# [INSTRUCTIONS FOR THE TASK]
Your task is to repeat all of the material exactly.

---------- SUPPLIED DATA ----------

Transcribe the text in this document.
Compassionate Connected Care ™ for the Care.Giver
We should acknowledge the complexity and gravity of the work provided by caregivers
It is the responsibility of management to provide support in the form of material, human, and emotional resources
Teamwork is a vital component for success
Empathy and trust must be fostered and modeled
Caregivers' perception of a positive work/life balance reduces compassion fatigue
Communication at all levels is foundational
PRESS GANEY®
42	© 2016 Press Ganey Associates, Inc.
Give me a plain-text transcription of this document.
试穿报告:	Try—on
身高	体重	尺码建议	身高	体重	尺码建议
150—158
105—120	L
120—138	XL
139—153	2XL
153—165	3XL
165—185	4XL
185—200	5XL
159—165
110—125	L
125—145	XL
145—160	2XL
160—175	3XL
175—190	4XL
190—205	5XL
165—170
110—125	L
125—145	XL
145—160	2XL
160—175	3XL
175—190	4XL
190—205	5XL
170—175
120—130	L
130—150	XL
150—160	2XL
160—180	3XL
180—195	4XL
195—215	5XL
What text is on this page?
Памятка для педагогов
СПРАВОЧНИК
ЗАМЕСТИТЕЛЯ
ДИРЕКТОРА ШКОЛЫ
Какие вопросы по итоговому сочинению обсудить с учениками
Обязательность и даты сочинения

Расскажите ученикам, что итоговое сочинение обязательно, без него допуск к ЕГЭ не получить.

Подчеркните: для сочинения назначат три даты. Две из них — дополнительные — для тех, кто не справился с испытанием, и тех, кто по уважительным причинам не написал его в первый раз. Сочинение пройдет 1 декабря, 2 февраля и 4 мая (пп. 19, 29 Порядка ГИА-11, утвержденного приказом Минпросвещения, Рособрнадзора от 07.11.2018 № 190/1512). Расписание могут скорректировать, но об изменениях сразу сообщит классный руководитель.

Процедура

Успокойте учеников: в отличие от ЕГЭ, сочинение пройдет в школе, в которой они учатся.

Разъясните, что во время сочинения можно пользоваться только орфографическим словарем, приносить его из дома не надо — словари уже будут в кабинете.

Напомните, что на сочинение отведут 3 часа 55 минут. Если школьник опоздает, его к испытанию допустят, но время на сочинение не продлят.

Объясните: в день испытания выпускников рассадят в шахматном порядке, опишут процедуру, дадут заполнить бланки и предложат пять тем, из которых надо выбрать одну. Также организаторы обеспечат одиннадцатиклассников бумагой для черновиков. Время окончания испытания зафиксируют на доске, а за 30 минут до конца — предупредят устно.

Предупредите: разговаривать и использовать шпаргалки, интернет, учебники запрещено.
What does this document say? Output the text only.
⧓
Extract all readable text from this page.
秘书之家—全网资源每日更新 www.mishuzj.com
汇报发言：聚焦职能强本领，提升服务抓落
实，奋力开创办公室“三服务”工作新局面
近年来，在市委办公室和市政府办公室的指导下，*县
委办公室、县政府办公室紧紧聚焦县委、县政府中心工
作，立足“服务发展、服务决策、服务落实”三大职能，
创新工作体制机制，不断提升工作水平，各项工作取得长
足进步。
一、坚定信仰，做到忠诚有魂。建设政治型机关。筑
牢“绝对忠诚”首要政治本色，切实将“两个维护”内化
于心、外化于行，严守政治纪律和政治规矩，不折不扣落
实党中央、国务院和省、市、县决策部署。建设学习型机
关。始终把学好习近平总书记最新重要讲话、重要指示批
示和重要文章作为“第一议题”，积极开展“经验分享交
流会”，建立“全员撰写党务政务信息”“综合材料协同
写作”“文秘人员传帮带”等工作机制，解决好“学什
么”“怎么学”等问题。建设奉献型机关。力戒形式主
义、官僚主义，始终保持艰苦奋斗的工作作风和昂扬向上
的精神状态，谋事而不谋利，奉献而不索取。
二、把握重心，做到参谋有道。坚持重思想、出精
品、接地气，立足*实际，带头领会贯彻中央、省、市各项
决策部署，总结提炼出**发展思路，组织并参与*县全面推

----------

# [EXERCISE RESPONSE]
Transcribe the text in this document.
Compassionate Connected Care ™ for the Care.Giver
We should acknowledge the complexity and gravity of the work provided by caregivers
It is the responsibility of management to provide support in the form of material, human, and emotional resources
Teamwork is a vital component for success
Empathy and trust must be fostered and modeled
Caregivers' perception of a positive work/life balance reduces compassion fatigue
Communication at all levels is foundational
PRESS GANEY®
42	© 2016 Press Ganey Associates, Inc.
Give me a plain-text transcription of this document.
试穿报告:	Try—on
身高	体重	尺码建议	身高	体重	尺码建议
150—158
105—120	L
120—138	XL
139—153	2XL
153—165	3XL
165—185	4XL
185—200	5XL
159—165
110—125	L
125—145	XL
145—160	2XL
160—175	3XL
175—190	4XL
190—205	5XL
165—170
110—125	L
125—145	XL
145—160	2XL
160—175	3XL
175—190	4XL
190—205	5XL
170—175
120—130	L
130—150	XL
150—160	2XL
160—180	3XL
180—195	4XL
195—215	5XL
What text is on this page?
Памятка для педагогов
СПРАВОЧНИК
ЗАМЕСТИТЕЛЯ
ДИРЕКТОРА ШКОЛЫ
Какие вопросы по итоговому сочинению обсудить с учениками
Обязательность и даты сочинения

Расскажите ученикам, что итоговое сочинение обязательно, без него допуск к ЕГЭ не получить.

Подчеркните: для сочинения назначат три даты. Две из них — дополнительные — для тех, кто не справился с испытанием, и тех, кто по уважительным причинам не написал его в первый раз. Сочинение пройдет 1 декабря, 2 февраля и 4 мая (пп. 19, 29 Порядка ГИА-11, утвержденного приказом Минпросвещения, Рособрнадзора от 07.11.2018 № 190/1512). Расписание могут скорректировать, но об изменениях сразу сообщит классный руководитель.

Процедура

Успокойте учеников: в отличие от ЕГЭ, сочинение пройдет в школе, в которой они учатся.

Разъясните, что во время сочинения можно пользоваться только орфографическим словарем, приносить его из дома не надо — словари уже будут в кабинете.

Напомните, что на сочинение отведут 3 часа 55 минут. Если школьник опоздает, его к испытанию допустят, но время на сочинение не продлят.

Объясните: в день испытания выпускников рассадят в шахматном порядке, опишут процедуру, дадут заполнить бланки и предложат пять тем, из которых надо выбрать одну. Также организаторы обеспечат одиннадцатиклассников бумагой для черновиков. Время окончания испытания зафиксируют на доске, а за 30 минут до конца — предупредят устно.

Предупредите: разговаривать и использовать шпаргалки, интернет, учебники запрещено.
What does this document say? Output the text only.
⧓
Extract all readable text from this page.
秘书之家—全网资源每日更新 www.mishuzj.com
汇报发言：聚焦职能强本领，提升服务抓落
实，奋力开创办公室“三服务”工作新局面
近年来，在市委办公室和市政府办公室的指导下，*县
委办公室、县政府办公室紧紧聚焦县委、县政府中心工
作，立足“服务发展、服务决策、服务落实”三大职能，
创新工作体制机制，不断提升工作水平，各项工作取得长
足进步。
一、坚定信仰，做到忠诚有魂。建设政治型机关。筑
牢“绝对忠诚”首要政治本色，切实将“两个维护”内化
于心、外化于行，严守政治纪律和政治规矩，不折不扣落
实党中央、国务院和省、市、县决策部署。建设学习型机
关。始终把学好习近平总书记最新重要讲话、重要指示批
示和重要文章作为“第一议题”，积极开展“经验分享交
流会”，建立“全员撰写党务政务信息”“综合材料协同
写作”“文秘人员传帮带”等工作机制，解决好“学什
么”“怎么学”等问题。建设奉献型机关。力戒形式主
义、官僚主义，始终保持艰苦奋斗的工作作风和昂扬向上
的精神状态，谋事而不谋利，奉献而不索取。
二、把握重心，做到参谋有道。坚持重思想、出精
品、接地气，立足*实际，带头领会贯彻中央、省、市各项
决策部署，总结提炼出**发展思路，组织并参与*县全面推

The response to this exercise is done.